» PROBLEM DESCRIPTION:
Make an exact copy of all the material below, apart from the pictures.

» MATERIAL:
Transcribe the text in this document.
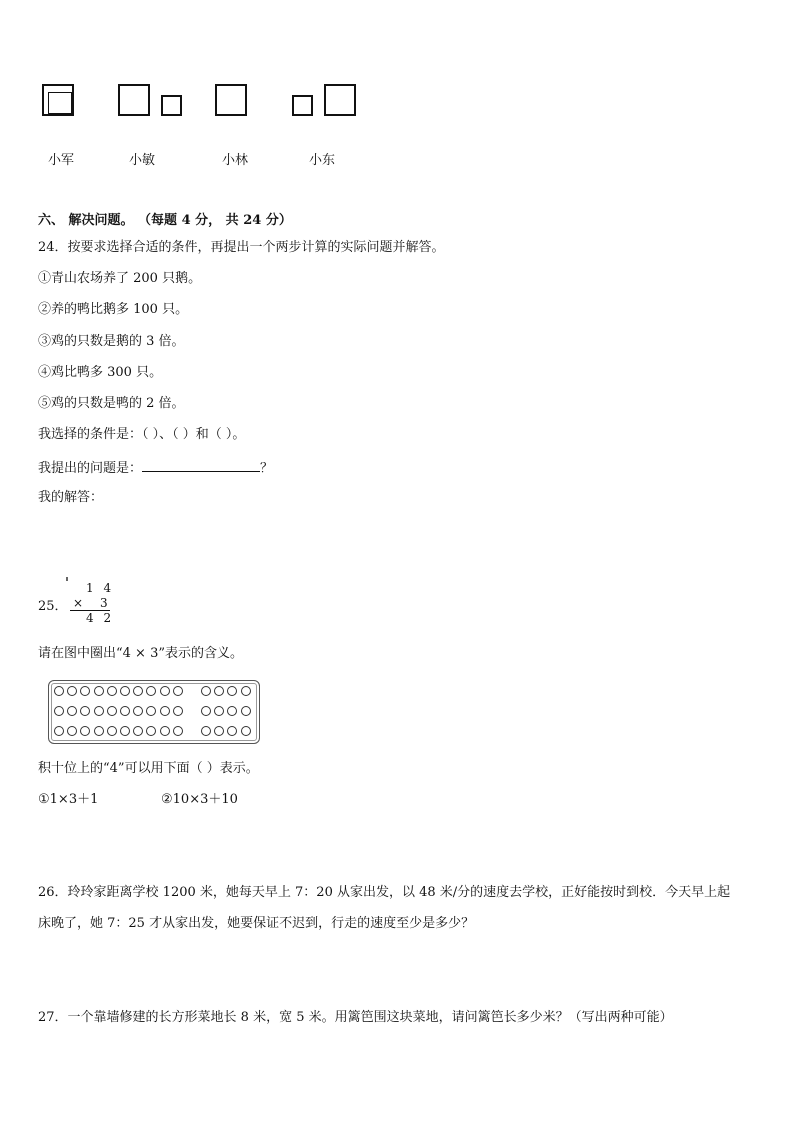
小军	小敏	小林	小东
六、 解决问题。 （每题 4 分， 共 24 分）
24．按要求选择合适的条件，再提出一个两步计算的实际问题并解答。
①青山农场养了 200 只鹅。
②养的鸭比鹅多 100 只。
③鸡的只数是鹅的 3 倍。
④鸡比鸭多 300 只。
⑤鸡的只数是鸭的 2 倍。
我选择的条件是：（ ）、（ ）和（ ）。
我提出的问题是：	？
我的解答：
25．
1 4
× 3
4 2
请在图中圈出“4 × 3”表示的含义。
积十位上的“4”可以用下面（ ）表示。
①1×3＋1	②10×3＋10
26．玲玲家距离学校 1200 米，她每天早上 7：20 从家出发，以 48 米/分的速度去学校，正好能按时到校．今天早上起
床晚了，她 7：25 才从家出发，她要保证不迟到，行走的速度至少是多少？
27．一个靠墙修建的长方形菜地长 8 米，宽 5 米。用篱笆围这块菜地，请问篱笆长多少米？（写出两种可能）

» REPLY:
Transcribe the text in this document.
小军	小敏	小林	小东
六、 解决问题。 （每题 4 分， 共 24 分）
24．按要求选择合适的条件，再提出一个两步计算的实际问题并解答。
①青山农场养了 200 只鹅。
②养的鸭比鹅多 100 只。
③鸡的只数是鹅的 3 倍。
④鸡比鸭多 300 只。
⑤鸡的只数是鸭的 2 倍。
我选择的条件是：（ ）、（ ）和（ ）。
我提出的问题是：	？
我的解答：
25．
1 4
× 3
4 2
请在图中圈出“4 × 3”表示的含义。
积十位上的“4”可以用下面（ ）表示。
①1×3＋1	②10×3＋10
26．玲玲家距离学校 1200 米，她每天早上 7：20 从家出发，以 48 米/分的速度去学校，正好能按时到校．今天早上起
床晚了，她 7：25 才从家出发，她要保证不迟到，行走的速度至少是多少？
27．一个靠墙修建的长方形菜地长 8 米，宽 5 米。用篱笆围这块菜地，请问篱笆长多少米？（写出两种可能）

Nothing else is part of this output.